§ **Seçilen Metin**
▬▬▬

Görüntülediğiniz mahkeme kararı henüz kesinleşmemiştir. Yararlı olması amacıyla eklenmiştir.
T.C.
İSTANBUL
4. ASLİYE TİCARET MAHKEMESİ
ESAS NO : 2022/276 Esas
KARAR NO : 2022/650
DAVA : Alacak (Hizmet Sözleşmesinden Kaynaklanan)
DAVA TARİHİ : 01/11/2021
KARAR TARİHİ : 20/10/2022
Mahkememizde görülmekte olan Alacak (Hizmet Sözleşmesinden Kaynaklanan) davasının yapılan açık yargılaması sonunda,
GEREĞİ DÜŞÜNÜLDÜ:
Davacı vekili dava dilekçesinde ve duruşmalarda özetle; Müvekkilinin … ve … isimli yatların sahibi olup … numaralı abonelik sözleşmesi ile elektrik aldığını, 14.02.2021 tarihinde müvekkilinin yatları ile diğer yatların elektrik beslemesini yapan yer altı kablolarında meydana gelen arıza, patlama ve bunlardan oluşan elektrik arkları yüzenden yangın çıktığını, davacı yatlarına sirayet eden yangında anılan yatların yandığını, yangının doğrudan …’a ait yer altı kablolarında meydana gelen patlamalar nedeniyle oluşan kısa devre akımlarının, yatları besleyen kablolar aracılığı ile yatlara ulaşması ve bunun neticesinde çıkan arklar sebebiyle çıktığını, … tarafından yapılan ihbarlara rağmen etkin bir onarım yapılamadığını, teknelerin tüm elektrik cihazlarının kapatılmış olmasına rağmen elektrik hatlarından betonları patlatarak gelen yangının davacı yatlarının yanmasına, diğer yatların hasarlanmasına neden olduğunu, elektrik dağıtım şirketinin elektrik dağıtımını düzgün şekilde işletilmesi, ilgili tesis ve tesisatın bakımının yapılması ve sözleşme imzaladığı abonelerine şartname ve mühendislik kurallarına göre kaliteli ve sürekli elektrik vermekle yükümlü olduğunu, dağıtım şirketinin ağır özen yükümlülüğü doğuran bir hizmet yürütmekte olup tehlike arz eden bir yapı eserinin fena yapılmasından, bakım ve işletmenin eksikliklerinden, ayıplı ve kalitesiz elektrik verilmesinden sorumlu olduğunu, yangın nedeniyle yatların yanması, finansal kayıplar, yoksun kalınan ve tazmini gereken zararlar ile enkazın kaldırılması sebebiyle uğranılan zararlardan şimdilik 5.000.000,00 TL’nin tazminini talep ve dava etmiştir.

▬▬▬

§ **Kayıtlar**
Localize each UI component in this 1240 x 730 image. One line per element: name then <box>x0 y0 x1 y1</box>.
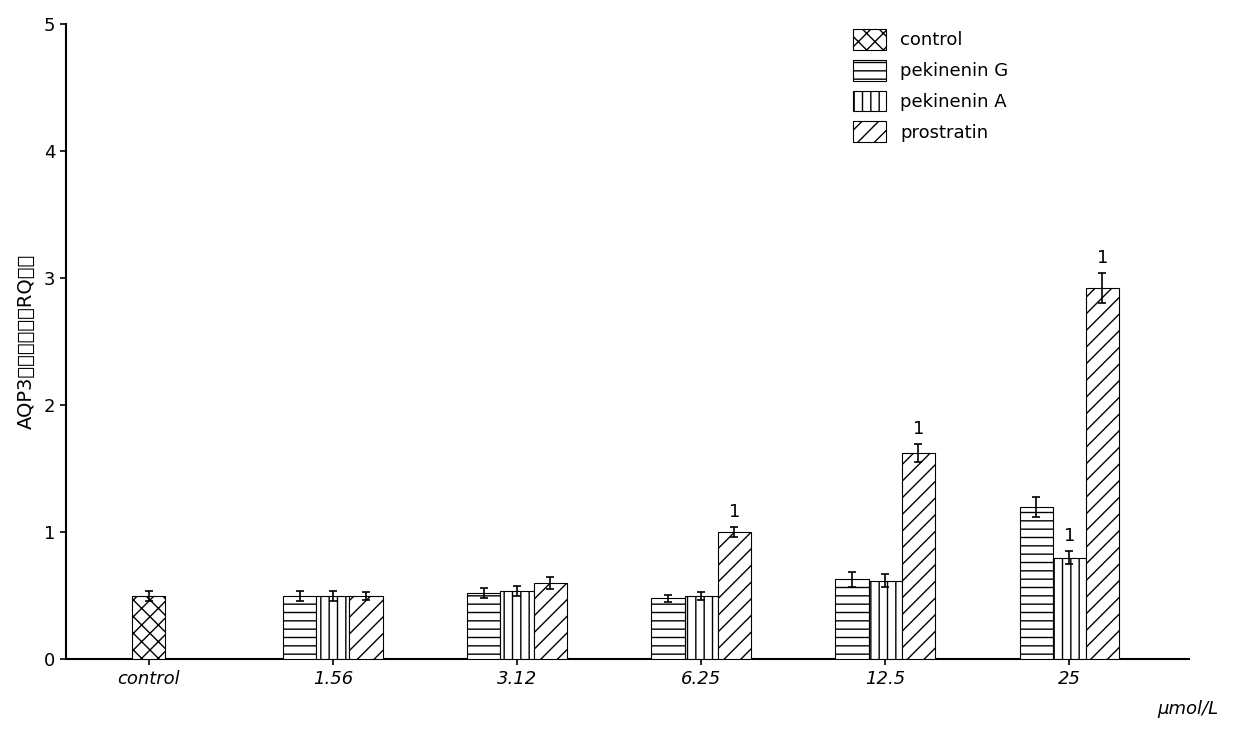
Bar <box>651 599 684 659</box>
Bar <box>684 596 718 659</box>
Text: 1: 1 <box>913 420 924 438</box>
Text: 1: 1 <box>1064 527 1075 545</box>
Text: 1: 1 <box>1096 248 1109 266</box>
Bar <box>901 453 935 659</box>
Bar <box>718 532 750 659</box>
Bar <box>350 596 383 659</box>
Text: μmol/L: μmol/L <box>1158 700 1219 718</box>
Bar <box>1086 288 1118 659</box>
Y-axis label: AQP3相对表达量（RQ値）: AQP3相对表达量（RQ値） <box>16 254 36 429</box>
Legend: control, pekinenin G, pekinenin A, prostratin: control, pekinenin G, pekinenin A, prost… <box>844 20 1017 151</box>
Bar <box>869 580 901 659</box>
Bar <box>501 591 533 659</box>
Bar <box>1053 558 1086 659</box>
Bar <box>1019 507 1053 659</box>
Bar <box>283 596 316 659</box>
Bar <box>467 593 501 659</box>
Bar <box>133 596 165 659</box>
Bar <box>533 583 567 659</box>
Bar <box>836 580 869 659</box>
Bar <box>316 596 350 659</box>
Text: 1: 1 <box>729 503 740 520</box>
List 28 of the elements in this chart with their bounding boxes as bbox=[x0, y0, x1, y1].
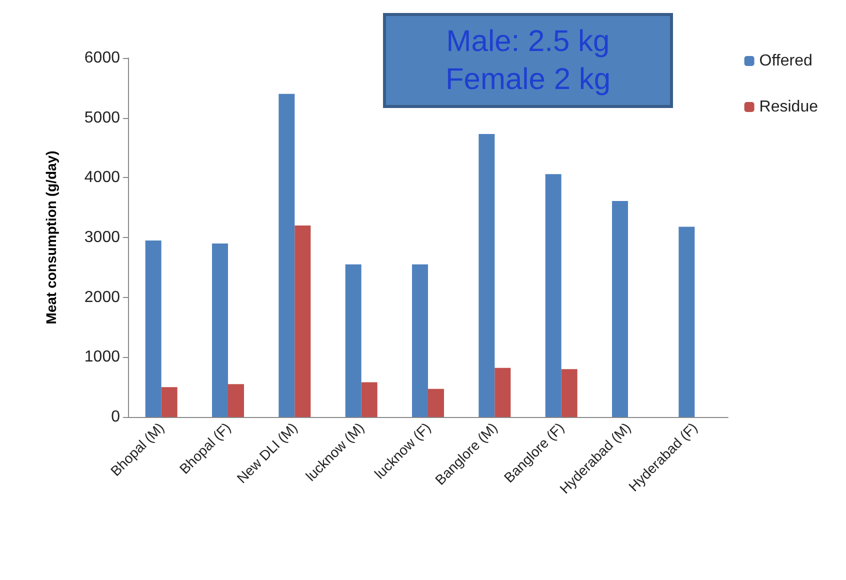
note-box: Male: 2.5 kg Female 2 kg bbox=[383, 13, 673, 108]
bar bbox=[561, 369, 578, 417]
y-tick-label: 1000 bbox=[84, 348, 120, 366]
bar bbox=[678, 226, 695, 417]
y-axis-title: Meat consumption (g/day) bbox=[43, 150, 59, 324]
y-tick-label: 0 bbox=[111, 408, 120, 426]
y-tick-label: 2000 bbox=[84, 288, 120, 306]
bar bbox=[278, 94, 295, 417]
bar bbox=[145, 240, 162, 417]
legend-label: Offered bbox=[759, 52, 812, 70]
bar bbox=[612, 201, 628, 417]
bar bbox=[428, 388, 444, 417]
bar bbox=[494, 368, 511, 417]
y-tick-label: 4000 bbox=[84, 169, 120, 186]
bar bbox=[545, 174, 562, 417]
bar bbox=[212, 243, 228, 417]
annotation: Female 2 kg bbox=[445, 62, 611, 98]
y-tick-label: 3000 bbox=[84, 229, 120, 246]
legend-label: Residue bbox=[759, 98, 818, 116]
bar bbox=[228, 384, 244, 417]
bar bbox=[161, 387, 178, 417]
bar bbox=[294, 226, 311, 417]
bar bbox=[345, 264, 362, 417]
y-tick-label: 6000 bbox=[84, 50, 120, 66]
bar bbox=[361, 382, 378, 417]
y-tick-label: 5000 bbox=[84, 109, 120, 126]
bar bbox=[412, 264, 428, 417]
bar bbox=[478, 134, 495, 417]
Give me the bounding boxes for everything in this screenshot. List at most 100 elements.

▬▬▬

§ **Görev**
Mahkeme kararına göre aşağıdaki soruları yanıtlayın.
(a) Dava hangi tarihte açılmıştır?
(b) Davacının yatlarını yakan yangın hangi tarihte çıkmıştır?
(c) Davacı şimdilik ne kadar tutarın tazminini talep etmiştir?

§ **Cevap**
(a) 01/11/2021
(b) 14.02.2021
(c) 5.000.000,00 TL